* Data excerpts
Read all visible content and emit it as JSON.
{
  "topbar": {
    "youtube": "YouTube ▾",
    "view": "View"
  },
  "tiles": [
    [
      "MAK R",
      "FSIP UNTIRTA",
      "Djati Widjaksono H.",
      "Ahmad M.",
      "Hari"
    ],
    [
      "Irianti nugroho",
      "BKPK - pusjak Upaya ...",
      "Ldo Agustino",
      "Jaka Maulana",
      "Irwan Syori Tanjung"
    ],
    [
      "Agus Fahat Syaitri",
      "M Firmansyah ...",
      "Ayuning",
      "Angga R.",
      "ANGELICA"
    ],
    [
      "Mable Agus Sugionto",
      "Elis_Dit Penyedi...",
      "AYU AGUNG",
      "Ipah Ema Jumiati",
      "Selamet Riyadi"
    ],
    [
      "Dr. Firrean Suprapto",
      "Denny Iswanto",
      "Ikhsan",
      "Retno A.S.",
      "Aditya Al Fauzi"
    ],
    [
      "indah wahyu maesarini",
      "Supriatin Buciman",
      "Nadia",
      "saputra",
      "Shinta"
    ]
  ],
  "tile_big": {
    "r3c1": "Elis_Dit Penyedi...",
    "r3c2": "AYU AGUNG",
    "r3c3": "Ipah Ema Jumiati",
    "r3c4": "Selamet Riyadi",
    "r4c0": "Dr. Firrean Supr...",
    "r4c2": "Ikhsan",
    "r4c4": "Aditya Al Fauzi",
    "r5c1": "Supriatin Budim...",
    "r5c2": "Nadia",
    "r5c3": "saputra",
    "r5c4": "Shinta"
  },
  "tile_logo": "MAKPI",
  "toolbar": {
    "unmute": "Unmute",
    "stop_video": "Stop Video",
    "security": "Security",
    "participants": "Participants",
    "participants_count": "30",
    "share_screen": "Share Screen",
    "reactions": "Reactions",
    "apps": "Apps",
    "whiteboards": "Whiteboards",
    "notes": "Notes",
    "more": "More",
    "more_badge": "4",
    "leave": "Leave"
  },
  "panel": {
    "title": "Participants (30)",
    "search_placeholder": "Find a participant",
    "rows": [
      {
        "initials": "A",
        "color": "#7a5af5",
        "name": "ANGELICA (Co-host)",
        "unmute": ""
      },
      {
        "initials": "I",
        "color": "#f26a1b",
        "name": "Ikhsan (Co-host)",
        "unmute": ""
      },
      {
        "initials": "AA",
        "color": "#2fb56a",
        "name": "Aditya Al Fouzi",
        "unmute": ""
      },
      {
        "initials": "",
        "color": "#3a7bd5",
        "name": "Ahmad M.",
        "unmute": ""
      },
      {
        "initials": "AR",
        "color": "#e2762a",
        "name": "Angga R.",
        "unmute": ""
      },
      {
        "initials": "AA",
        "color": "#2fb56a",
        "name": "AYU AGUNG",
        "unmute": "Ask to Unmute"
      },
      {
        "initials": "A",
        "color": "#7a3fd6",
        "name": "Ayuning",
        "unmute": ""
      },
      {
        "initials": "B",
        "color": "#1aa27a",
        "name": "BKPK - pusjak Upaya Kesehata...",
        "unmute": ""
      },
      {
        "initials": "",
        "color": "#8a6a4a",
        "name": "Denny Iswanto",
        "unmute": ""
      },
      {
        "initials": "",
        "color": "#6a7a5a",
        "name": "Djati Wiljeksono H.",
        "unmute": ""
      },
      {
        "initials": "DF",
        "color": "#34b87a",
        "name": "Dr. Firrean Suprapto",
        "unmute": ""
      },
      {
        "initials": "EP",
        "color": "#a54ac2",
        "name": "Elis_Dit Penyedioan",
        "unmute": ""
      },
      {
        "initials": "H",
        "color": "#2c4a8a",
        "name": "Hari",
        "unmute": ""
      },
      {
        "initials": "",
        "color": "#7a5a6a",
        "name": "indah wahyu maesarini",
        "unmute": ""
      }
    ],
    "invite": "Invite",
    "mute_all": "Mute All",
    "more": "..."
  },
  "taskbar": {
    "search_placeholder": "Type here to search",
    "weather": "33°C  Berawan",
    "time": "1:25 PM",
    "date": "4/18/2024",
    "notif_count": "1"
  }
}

* Work to be completed
Each line above that includes "Ikhsan" should be shown.

* Solution to this exercise
      "Ikhsan",
    "r4c2": "Ikhsan",
        "name": "Ikhsan (Co-host)",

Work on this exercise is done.